Locate and copy each line in the data that contains the word "structured".

[Items from a figure collection]
* start *

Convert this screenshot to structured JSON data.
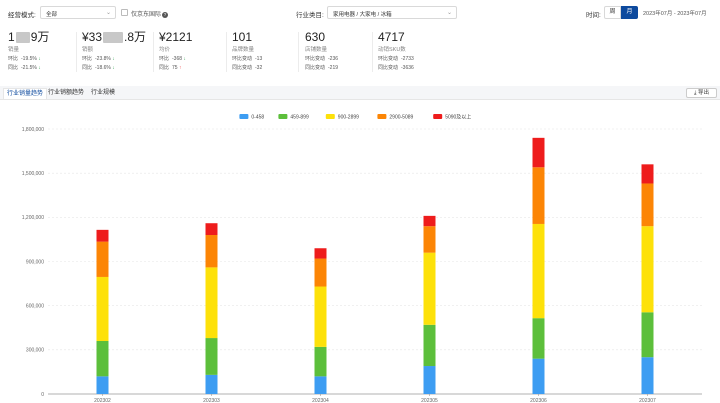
{
  "filters": {
    "mode_label": "经营模式:",
    "mode_value": "全部",
    "jd_intl_label": "仅京东国际",
    "category_label": "行业类目:",
    "category_value": "家用电器 / 大家电 / 冰箱",
    "time_label": "时间:",
    "week_label": "周",
    "month_label": "月",
    "date_range": "2023年07月 - 2023年07月"
  },
  "kpis": [
    {
      "value_pre": "1",
      "value_post": "9万",
      "label": "销量",
      "l1k": "环比",
      "l1v": "-19.5%",
      "l2k": "同比",
      "l2v": "-21.5%"
    },
    {
      "value_pre": "¥33",
      "value_post": ".8万",
      "label": "销额",
      "l1k": "环比",
      "l1v": "-23.8%",
      "l2k": "同比",
      "l2v": "-18.6%"
    },
    {
      "value_pre": "¥2121",
      "value_post": "",
      "label": "均价",
      "l1k": "环比",
      "l1v": "-368",
      "l2k": "同比",
      "l2v": "75"
    },
    {
      "value_pre": "101",
      "value_post": "",
      "label": "品牌数量",
      "l1k": "环比变动",
      "l1v": "-13",
      "l2k": "同比变动",
      "l2v": "-32"
    },
    {
      "value_pre": "630",
      "value_post": "",
      "label": "店铺数量",
      "l1k": "环比变动",
      "l1v": "-236",
      "l2k": "同比变动",
      "l2v": "-219"
    },
    {
      "value_pre": "4717",
      "value_post": "",
      "label": "动销SKU数",
      "l1k": "环比变动",
      "l1v": "-2733",
      "l2k": "同比变动",
      "l2v": "-3636"
    }
  ],
  "tabs": [
    "行业销量趋势",
    "行业销额趋势",
    "行业规模"
  ],
  "export_label": "导出",
  "colors": {
    "accent": "#0d4a9e",
    "down": "#3aa657"
  },
  "chart_data": {
    "type": "bar",
    "stacked": true,
    "categories": [
      "202302",
      "202303",
      "202304",
      "202305",
      "202306",
      "202307"
    ],
    "series": [
      {
        "name": "0-458",
        "color": "#3d9df2",
        "values": [
          120000,
          130000,
          120000,
          190000,
          240000,
          250000
        ]
      },
      {
        "name": "459-899",
        "color": "#5cbf3b",
        "values": [
          240000,
          250000,
          200000,
          280000,
          275000,
          305000
        ]
      },
      {
        "name": "900-2899",
        "color": "#fde10a",
        "values": [
          435000,
          480000,
          410000,
          490000,
          640000,
          585000
        ]
      },
      {
        "name": "2900-5089",
        "color": "#fc8505",
        "values": [
          240000,
          220000,
          190000,
          180000,
          385000,
          290000
        ]
      },
      {
        "name": "5090及以上",
        "color": "#ee1c1c",
        "values": [
          80000,
          80000,
          70000,
          70000,
          200000,
          130000
        ]
      }
    ],
    "y_ticks": [
      "0",
      "300,000",
      "600,000",
      "900,000",
      "1,200,000",
      "1,500,000",
      "1,800,000"
    ],
    "ylim": [
      0,
      1800000
    ],
    "legend_position": "top-center",
    "grid": true
  }
}
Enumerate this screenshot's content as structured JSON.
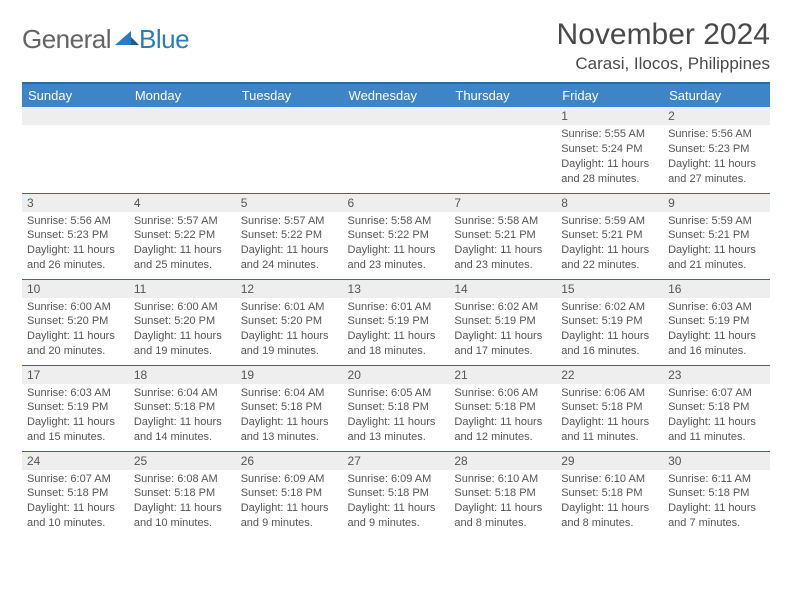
{
  "logo": {
    "text1": "General",
    "text2": "Blue"
  },
  "title": "November 2024",
  "location": "Carasi, Ilocos, Philippines",
  "colors": {
    "header_bg": "#3d85c6",
    "header_border": "#2c6aa0",
    "daynum_bg": "#eeeeee",
    "text": "#555555",
    "logo_gray": "#646464",
    "logo_blue": "#2c7bc0",
    "row_border": "#2c6aa0"
  },
  "weekdays": [
    "Sunday",
    "Monday",
    "Tuesday",
    "Wednesday",
    "Thursday",
    "Friday",
    "Saturday"
  ],
  "weeks": [
    [
      {
        "n": "",
        "lines": []
      },
      {
        "n": "",
        "lines": []
      },
      {
        "n": "",
        "lines": []
      },
      {
        "n": "",
        "lines": []
      },
      {
        "n": "",
        "lines": []
      },
      {
        "n": "1",
        "lines": [
          "Sunrise: 5:55 AM",
          "Sunset: 5:24 PM",
          "Daylight: 11 hours and 28 minutes."
        ]
      },
      {
        "n": "2",
        "lines": [
          "Sunrise: 5:56 AM",
          "Sunset: 5:23 PM",
          "Daylight: 11 hours and 27 minutes."
        ]
      }
    ],
    [
      {
        "n": "3",
        "lines": [
          "Sunrise: 5:56 AM",
          "Sunset: 5:23 PM",
          "Daylight: 11 hours and 26 minutes."
        ]
      },
      {
        "n": "4",
        "lines": [
          "Sunrise: 5:57 AM",
          "Sunset: 5:22 PM",
          "Daylight: 11 hours and 25 minutes."
        ]
      },
      {
        "n": "5",
        "lines": [
          "Sunrise: 5:57 AM",
          "Sunset: 5:22 PM",
          "Daylight: 11 hours and 24 minutes."
        ]
      },
      {
        "n": "6",
        "lines": [
          "Sunrise: 5:58 AM",
          "Sunset: 5:22 PM",
          "Daylight: 11 hours and 23 minutes."
        ]
      },
      {
        "n": "7",
        "lines": [
          "Sunrise: 5:58 AM",
          "Sunset: 5:21 PM",
          "Daylight: 11 hours and 23 minutes."
        ]
      },
      {
        "n": "8",
        "lines": [
          "Sunrise: 5:59 AM",
          "Sunset: 5:21 PM",
          "Daylight: 11 hours and 22 minutes."
        ]
      },
      {
        "n": "9",
        "lines": [
          "Sunrise: 5:59 AM",
          "Sunset: 5:21 PM",
          "Daylight: 11 hours and 21 minutes."
        ]
      }
    ],
    [
      {
        "n": "10",
        "lines": [
          "Sunrise: 6:00 AM",
          "Sunset: 5:20 PM",
          "Daylight: 11 hours and 20 minutes."
        ]
      },
      {
        "n": "11",
        "lines": [
          "Sunrise: 6:00 AM",
          "Sunset: 5:20 PM",
          "Daylight: 11 hours and 19 minutes."
        ]
      },
      {
        "n": "12",
        "lines": [
          "Sunrise: 6:01 AM",
          "Sunset: 5:20 PM",
          "Daylight: 11 hours and 19 minutes."
        ]
      },
      {
        "n": "13",
        "lines": [
          "Sunrise: 6:01 AM",
          "Sunset: 5:19 PM",
          "Daylight: 11 hours and 18 minutes."
        ]
      },
      {
        "n": "14",
        "lines": [
          "Sunrise: 6:02 AM",
          "Sunset: 5:19 PM",
          "Daylight: 11 hours and 17 minutes."
        ]
      },
      {
        "n": "15",
        "lines": [
          "Sunrise: 6:02 AM",
          "Sunset: 5:19 PM",
          "Daylight: 11 hours and 16 minutes."
        ]
      },
      {
        "n": "16",
        "lines": [
          "Sunrise: 6:03 AM",
          "Sunset: 5:19 PM",
          "Daylight: 11 hours and 16 minutes."
        ]
      }
    ],
    [
      {
        "n": "17",
        "lines": [
          "Sunrise: 6:03 AM",
          "Sunset: 5:19 PM",
          "Daylight: 11 hours and 15 minutes."
        ]
      },
      {
        "n": "18",
        "lines": [
          "Sunrise: 6:04 AM",
          "Sunset: 5:18 PM",
          "Daylight: 11 hours and 14 minutes."
        ]
      },
      {
        "n": "19",
        "lines": [
          "Sunrise: 6:04 AM",
          "Sunset: 5:18 PM",
          "Daylight: 11 hours and 13 minutes."
        ]
      },
      {
        "n": "20",
        "lines": [
          "Sunrise: 6:05 AM",
          "Sunset: 5:18 PM",
          "Daylight: 11 hours and 13 minutes."
        ]
      },
      {
        "n": "21",
        "lines": [
          "Sunrise: 6:06 AM",
          "Sunset: 5:18 PM",
          "Daylight: 11 hours and 12 minutes."
        ]
      },
      {
        "n": "22",
        "lines": [
          "Sunrise: 6:06 AM",
          "Sunset: 5:18 PM",
          "Daylight: 11 hours and 11 minutes."
        ]
      },
      {
        "n": "23",
        "lines": [
          "Sunrise: 6:07 AM",
          "Sunset: 5:18 PM",
          "Daylight: 11 hours and 11 minutes."
        ]
      }
    ],
    [
      {
        "n": "24",
        "lines": [
          "Sunrise: 6:07 AM",
          "Sunset: 5:18 PM",
          "Daylight: 11 hours and 10 minutes."
        ]
      },
      {
        "n": "25",
        "lines": [
          "Sunrise: 6:08 AM",
          "Sunset: 5:18 PM",
          "Daylight: 11 hours and 10 minutes."
        ]
      },
      {
        "n": "26",
        "lines": [
          "Sunrise: 6:09 AM",
          "Sunset: 5:18 PM",
          "Daylight: 11 hours and 9 minutes."
        ]
      },
      {
        "n": "27",
        "lines": [
          "Sunrise: 6:09 AM",
          "Sunset: 5:18 PM",
          "Daylight: 11 hours and 9 minutes."
        ]
      },
      {
        "n": "28",
        "lines": [
          "Sunrise: 6:10 AM",
          "Sunset: 5:18 PM",
          "Daylight: 11 hours and 8 minutes."
        ]
      },
      {
        "n": "29",
        "lines": [
          "Sunrise: 6:10 AM",
          "Sunset: 5:18 PM",
          "Daylight: 11 hours and 8 minutes."
        ]
      },
      {
        "n": "30",
        "lines": [
          "Sunrise: 6:11 AM",
          "Sunset: 5:18 PM",
          "Daylight: 11 hours and 7 minutes."
        ]
      }
    ]
  ]
}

* end *

▶ **Solution**
Convert this screenshot to structured JSON data.
Enumerate this screenshot's content as structured JSON.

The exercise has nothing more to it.